■ **Your task**: Each entry below should be reproduced character for character.

========================

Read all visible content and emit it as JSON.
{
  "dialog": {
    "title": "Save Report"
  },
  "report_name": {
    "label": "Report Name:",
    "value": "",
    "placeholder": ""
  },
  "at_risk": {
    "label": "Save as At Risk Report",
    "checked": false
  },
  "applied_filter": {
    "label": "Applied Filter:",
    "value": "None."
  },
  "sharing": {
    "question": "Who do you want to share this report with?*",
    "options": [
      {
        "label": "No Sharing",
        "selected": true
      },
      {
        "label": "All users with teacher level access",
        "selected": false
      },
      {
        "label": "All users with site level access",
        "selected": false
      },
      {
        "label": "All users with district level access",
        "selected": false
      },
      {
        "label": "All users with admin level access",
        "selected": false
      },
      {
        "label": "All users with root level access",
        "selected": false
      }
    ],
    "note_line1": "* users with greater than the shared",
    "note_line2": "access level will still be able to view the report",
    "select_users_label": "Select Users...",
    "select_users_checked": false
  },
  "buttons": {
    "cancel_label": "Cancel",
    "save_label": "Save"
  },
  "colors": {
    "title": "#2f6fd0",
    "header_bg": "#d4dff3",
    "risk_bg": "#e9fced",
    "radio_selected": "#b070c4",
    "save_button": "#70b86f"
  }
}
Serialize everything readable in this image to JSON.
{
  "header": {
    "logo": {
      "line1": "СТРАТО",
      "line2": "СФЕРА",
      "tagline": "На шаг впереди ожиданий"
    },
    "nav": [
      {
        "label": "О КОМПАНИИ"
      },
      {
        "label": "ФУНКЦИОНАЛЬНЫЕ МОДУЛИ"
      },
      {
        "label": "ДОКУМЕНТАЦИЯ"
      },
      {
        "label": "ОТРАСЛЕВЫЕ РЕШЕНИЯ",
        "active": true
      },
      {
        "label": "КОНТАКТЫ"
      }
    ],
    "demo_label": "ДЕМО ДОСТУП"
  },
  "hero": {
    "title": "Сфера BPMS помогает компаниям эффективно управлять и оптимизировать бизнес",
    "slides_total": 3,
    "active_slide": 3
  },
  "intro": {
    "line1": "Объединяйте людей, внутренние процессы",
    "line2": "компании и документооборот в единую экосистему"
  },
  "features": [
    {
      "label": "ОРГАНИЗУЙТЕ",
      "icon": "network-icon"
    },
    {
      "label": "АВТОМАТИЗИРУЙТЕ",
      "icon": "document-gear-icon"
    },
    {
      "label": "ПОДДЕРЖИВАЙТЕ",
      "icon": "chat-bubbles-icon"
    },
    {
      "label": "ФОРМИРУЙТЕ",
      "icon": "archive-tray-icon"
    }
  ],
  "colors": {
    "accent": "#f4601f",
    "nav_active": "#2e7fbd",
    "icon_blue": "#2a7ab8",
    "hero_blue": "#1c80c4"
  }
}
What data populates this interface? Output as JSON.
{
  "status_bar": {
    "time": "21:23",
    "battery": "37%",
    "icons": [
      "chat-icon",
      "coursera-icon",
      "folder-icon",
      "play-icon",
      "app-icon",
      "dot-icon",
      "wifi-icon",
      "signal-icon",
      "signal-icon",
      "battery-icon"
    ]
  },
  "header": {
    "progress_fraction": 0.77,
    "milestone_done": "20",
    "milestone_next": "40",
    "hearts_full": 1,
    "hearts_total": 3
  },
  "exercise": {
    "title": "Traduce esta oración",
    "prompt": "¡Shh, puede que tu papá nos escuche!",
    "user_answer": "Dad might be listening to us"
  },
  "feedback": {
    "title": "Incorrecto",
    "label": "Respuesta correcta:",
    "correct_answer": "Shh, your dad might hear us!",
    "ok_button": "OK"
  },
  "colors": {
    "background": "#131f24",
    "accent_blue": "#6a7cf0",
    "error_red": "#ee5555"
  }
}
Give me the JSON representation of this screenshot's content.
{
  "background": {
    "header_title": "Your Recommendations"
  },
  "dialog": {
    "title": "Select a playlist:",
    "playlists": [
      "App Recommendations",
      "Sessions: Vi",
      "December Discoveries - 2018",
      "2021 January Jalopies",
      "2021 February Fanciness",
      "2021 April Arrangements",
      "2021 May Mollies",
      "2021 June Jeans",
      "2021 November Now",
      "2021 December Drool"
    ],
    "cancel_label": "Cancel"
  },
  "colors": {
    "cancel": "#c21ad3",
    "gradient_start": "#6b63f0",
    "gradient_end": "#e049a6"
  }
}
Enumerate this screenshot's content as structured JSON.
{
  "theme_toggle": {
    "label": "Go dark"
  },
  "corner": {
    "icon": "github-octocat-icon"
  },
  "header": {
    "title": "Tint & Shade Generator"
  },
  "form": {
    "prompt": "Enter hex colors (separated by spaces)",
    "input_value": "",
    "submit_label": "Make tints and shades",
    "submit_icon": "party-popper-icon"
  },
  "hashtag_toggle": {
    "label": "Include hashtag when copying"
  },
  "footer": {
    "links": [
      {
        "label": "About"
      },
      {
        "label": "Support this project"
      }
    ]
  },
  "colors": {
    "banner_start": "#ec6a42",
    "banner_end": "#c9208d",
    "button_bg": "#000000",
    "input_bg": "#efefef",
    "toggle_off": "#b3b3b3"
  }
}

========================

■ **Solution for this problem**:
Read all visible content and emit it as JSON.
{
  "dialog": {
    "title": "Save Report"
  },
  "report_name": {
    "label": "Report Name:",
    "value": "",
    "placeholder": ""
  },
  "at_risk": {
    "label": "Save as At Risk Report",
    "checked": false
  },
  "applied_filter": {
    "label": "Applied Filter:",
    "value": "None."
  },
  "sharing": {
    "question": "Who do you want to share this report with?*",
    "options": [
      {
        "label": "No Sharing",
        "selected": true
      },
      {
        "label": "All users with teacher level access",
        "selected": false
      },
      {
        "label": "All users with site level access",
        "selected": false
      },
      {
        "label": "All users with district level access",
        "selected": false
      },
      {
        "label": "All users with admin level access",
        "selected": false
      },
      {
        "label": "All users with root level access",
        "selected": false
      }
    ],
    "note_line1": "* users with greater than the shared",
    "note_line2": "access level will still be able to view the report",
    "select_users_label": "Select Users...",
    "select_users_checked": false
  },
  "buttons": {
    "cancel_label": "Cancel",
    "save_label": "Save"
  },
  "colors": {
    "title": "#2f6fd0",
    "header_bg": "#d4dff3",
    "risk_bg": "#e9fced",
    "radio_selected": "#b070c4",
    "save_button": "#70b86f"
  }
}
Serialize everything readable in this image to JSON.
{
  "header": {
    "logo": {
      "line1": "СТРАТО",
      "line2": "СФЕРА",
      "tagline": "На шаг впереди ожиданий"
    },
    "nav": [
      {
        "label": "О КОМПАНИИ"
      },
      {
        "label": "ФУНКЦИОНАЛЬНЫЕ МОДУЛИ"
      },
      {
        "label": "ДОКУМЕНТАЦИЯ"
      },
      {
        "label": "ОТРАСЛЕВЫЕ РЕШЕНИЯ",
        "active": true
      },
      {
        "label": "КОНТАКТЫ"
      }
    ],
    "demo_label": "ДЕМО ДОСТУП"
  },
  "hero": {
    "title": "Сфера BPMS помогает компаниям эффективно управлять и оптимизировать бизнес",
    "slides_total": 3,
    "active_slide": 3
  },
  "intro": {
    "line1": "Объединяйте людей, внутренние процессы",
    "line2": "компании и документооборот в единую экосистему"
  },
  "features": [
    {
      "label": "ОРГАНИЗУЙТЕ",
      "icon": "network-icon"
    },
    {
      "label": "АВТОМАТИЗИРУЙТЕ",
      "icon": "document-gear-icon"
    },
    {
      "label": "ПОДДЕРЖИВАЙТЕ",
      "icon": "chat-bubbles-icon"
    },
    {
      "label": "ФОРМИРУЙТЕ",
      "icon": "archive-tray-icon"
    }
  ],
  "colors": {
    "accent": "#f4601f",
    "nav_active": "#2e7fbd",
    "icon_blue": "#2a7ab8",
    "hero_blue": "#1c80c4"
  }
}
What data populates this interface? Output as JSON.
{
  "status_bar": {
    "time": "21:23",
    "battery": "37%",
    "icons": [
      "chat-icon",
      "coursera-icon",
      "folder-icon",
      "play-icon",
      "app-icon",
      "dot-icon",
      "wifi-icon",
      "signal-icon",
      "signal-icon",
      "battery-icon"
    ]
  },
  "header": {
    "progress_fraction": 0.77,
    "milestone_done": "20",
    "milestone_next": "40",
    "hearts_full": 1,
    "hearts_total": 3
  },
  "exercise": {
    "title": "Traduce esta oración",
    "prompt": "¡Shh, puede que tu papá nos escuche!",
    "user_answer": "Dad might be listening to us"
  },
  "feedback": {
    "title": "Incorrecto",
    "label": "Respuesta correcta:",
    "correct_answer": "Shh, your dad might hear us!",
    "ok_button": "OK"
  },
  "colors": {
    "background": "#131f24",
    "accent_blue": "#6a7cf0",
    "error_red": "#ee5555"
  }
}
Give me the JSON representation of this screenshot's content.
{
  "background": {
    "header_title": "Your Recommendations"
  },
  "dialog": {
    "title": "Select a playlist:",
    "playlists": [
      "App Recommendations",
      "Sessions: Vi",
      "December Discoveries - 2018",
      "2021 January Jalopies",
      "2021 February Fanciness",
      "2021 April Arrangements",
      "2021 May Mollies",
      "2021 June Jeans",
      "2021 November Now",
      "2021 December Drool"
    ],
    "cancel_label": "Cancel"
  },
  "colors": {
    "cancel": "#c21ad3",
    "gradient_start": "#6b63f0",
    "gradient_end": "#e049a6"
  }
}
Enumerate this screenshot's content as structured JSON.
{
  "theme_toggle": {
    "label": "Go dark"
  },
  "corner": {
    "icon": "github-octocat-icon"
  },
  "header": {
    "title": "Tint & Shade Generator"
  },
  "form": {
    "prompt": "Enter hex colors (separated by spaces)",
    "input_value": "",
    "submit_label": "Make tints and shades",
    "submit_icon": "party-popper-icon"
  },
  "hashtag_toggle": {
    "label": "Include hashtag when copying"
  },
  "footer": {
    "links": [
      {
        "label": "About"
      },
      {
        "label": "Support this project"
      }
    ]
  },
  "colors": {
    "banner_start": "#ec6a42",
    "banner_end": "#c9208d",
    "button_bg": "#000000",
    "input_bg": "#efefef",
    "toggle_off": "#b3b3b3"
  }
}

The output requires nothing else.